Direction: Return the listing below in full, with every line exactly as it is.

---- Stored records

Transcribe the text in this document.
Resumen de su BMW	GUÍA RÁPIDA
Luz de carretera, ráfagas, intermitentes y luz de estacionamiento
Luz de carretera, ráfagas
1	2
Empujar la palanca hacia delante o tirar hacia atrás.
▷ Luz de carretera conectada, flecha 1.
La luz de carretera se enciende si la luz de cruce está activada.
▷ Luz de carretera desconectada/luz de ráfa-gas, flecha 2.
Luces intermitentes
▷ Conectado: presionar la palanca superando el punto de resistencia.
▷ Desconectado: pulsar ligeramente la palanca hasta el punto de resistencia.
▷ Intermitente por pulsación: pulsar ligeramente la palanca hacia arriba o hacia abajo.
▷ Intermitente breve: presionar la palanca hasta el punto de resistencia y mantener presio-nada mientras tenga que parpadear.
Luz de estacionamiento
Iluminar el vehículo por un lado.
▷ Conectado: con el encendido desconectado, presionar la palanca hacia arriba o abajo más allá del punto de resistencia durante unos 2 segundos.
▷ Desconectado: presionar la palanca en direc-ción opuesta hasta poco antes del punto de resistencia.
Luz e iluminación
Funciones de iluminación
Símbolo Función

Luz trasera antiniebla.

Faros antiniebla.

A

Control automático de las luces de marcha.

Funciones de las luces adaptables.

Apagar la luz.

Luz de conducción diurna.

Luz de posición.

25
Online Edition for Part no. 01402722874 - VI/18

--------

Complete response:
Transcribe the text in this document.
Resumen de su BMW	GUÍA RÁPIDA
Luz de carretera, ráfagas, intermitentes y luz de estacionamiento
Luz de carretera, ráfagas
1	2
Empujar la palanca hacia delante o tirar hacia atrás.
▷ Luz de carretera conectada, flecha 1.
La luz de carretera se enciende si la luz de cruce está activada.
▷ Luz de carretera desconectada/luz de ráfa-gas, flecha 2.
Luces intermitentes
▷ Conectado: presionar la palanca superando el punto de resistencia.
▷ Desconectado: pulsar ligeramente la palanca hasta el punto de resistencia.
▷ Intermitente por pulsación: pulsar ligeramente la palanca hacia arriba o hacia abajo.
▷ Intermitente breve: presionar la palanca hasta el punto de resistencia y mantener presio-nada mientras tenga que parpadear.
Luz de estacionamiento
Iluminar el vehículo por un lado.
▷ Conectado: con el encendido desconectado, presionar la palanca hacia arriba o abajo más allá del punto de resistencia durante unos 2 segundos.
▷ Desconectado: presionar la palanca en direc-ción opuesta hasta poco antes del punto de resistencia.
Luz e iluminación
Funciones de iluminación
Símbolo Función

Luz trasera antiniebla.

Faros antiniebla.

A

Control automático de las luces de marcha.

Funciones de las luces adaptables.

Apagar la luz.

Luz de conducción diurna.

Luz de posición.

25
Online Edition for Part no. 01402722874 - VI/18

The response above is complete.